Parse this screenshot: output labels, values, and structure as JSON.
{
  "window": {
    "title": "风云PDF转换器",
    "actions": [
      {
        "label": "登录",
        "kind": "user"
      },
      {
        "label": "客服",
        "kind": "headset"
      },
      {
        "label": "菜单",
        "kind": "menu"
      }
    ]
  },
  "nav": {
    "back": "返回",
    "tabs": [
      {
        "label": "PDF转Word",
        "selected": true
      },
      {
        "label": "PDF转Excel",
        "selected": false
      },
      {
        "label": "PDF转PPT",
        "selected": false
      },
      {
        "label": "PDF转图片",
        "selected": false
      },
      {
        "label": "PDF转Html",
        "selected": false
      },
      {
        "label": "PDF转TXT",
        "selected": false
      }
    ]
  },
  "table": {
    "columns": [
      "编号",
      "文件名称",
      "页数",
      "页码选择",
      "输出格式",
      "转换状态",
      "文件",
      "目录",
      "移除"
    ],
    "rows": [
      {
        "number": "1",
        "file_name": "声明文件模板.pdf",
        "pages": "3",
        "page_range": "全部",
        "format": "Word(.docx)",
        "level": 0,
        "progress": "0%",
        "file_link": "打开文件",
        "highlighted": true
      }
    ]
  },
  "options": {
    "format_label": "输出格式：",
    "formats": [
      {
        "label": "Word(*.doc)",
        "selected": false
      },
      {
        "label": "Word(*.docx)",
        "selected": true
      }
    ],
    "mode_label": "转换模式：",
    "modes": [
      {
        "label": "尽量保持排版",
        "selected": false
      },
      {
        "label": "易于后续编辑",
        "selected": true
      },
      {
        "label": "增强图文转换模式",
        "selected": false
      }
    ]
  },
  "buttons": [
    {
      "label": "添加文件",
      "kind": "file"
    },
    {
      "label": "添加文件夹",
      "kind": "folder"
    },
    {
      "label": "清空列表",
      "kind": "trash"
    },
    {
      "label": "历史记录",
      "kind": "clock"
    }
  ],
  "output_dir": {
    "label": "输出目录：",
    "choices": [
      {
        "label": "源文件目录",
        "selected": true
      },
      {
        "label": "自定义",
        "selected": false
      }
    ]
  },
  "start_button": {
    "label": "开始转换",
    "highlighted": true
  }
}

### Written problem:
Copy the records above exactly as they appear.

### Task solution:
Parse this screenshot: output labels, values, and structure as JSON.
{
  "window": {
    "title": "风云PDF转换器",
    "actions": [
      {
        "label": "登录",
        "kind": "user"
      },
      {
        "label": "客服",
        "kind": "headset"
      },
      {
        "label": "菜单",
        "kind": "menu"
      }
    ]
  },
  "nav": {
    "back": "返回",
    "tabs": [
      {
        "label": "PDF转Word",
        "selected": true
      },
      {
        "label": "PDF转Excel",
        "selected": false
      },
      {
        "label": "PDF转PPT",
        "selected": false
      },
      {
        "label": "PDF转图片",
        "selected": false
      },
      {
        "label": "PDF转Html",
        "selected": false
      },
      {
        "label": "PDF转TXT",
        "selected": false
      }
    ]
  },
  "table": {
    "columns": [
      "编号",
      "文件名称",
      "页数",
      "页码选择",
      "输出格式",
      "转换状态",
      "文件",
      "目录",
      "移除"
    ],
    "rows": [
      {
        "number": "1",
        "file_name": "声明文件模板.pdf",
        "pages": "3",
        "page_range": "全部",
        "format": "Word(.docx)",
        "level": 0,
        "progress": "0%",
        "file_link": "打开文件",
        "highlighted": true
      }
    ]
  },
  "options": {
    "format_label": "输出格式：",
    "formats": [
      {
        "label": "Word(*.doc)",
        "selected": false
      },
      {
        "label": "Word(*.docx)",
        "selected": true
      }
    ],
    "mode_label": "转换模式：",
    "modes": [
      {
        "label": "尽量保持排版",
        "selected": false
      },
      {
        "label": "易于后续编辑",
        "selected": true
      },
      {
        "label": "增强图文转换模式",
        "selected": false
      }
    ]
  },
  "buttons": [
    {
      "label": "添加文件",
      "kind": "file"
    },
    {
      "label": "添加文件夹",
      "kind": "folder"
    },
    {
      "label": "清空列表",
      "kind": "trash"
    },
    {
      "label": "历史记录",
      "kind": "clock"
    }
  ],
  "output_dir": {
    "label": "输出目录：",
    "choices": [
      {
        "label": "源文件目录",
        "selected": true
      },
      {
        "label": "自定义",
        "selected": false
      }
    ]
  },
  "start_button": {
    "label": "开始转换",
    "highlighted": true
  }
}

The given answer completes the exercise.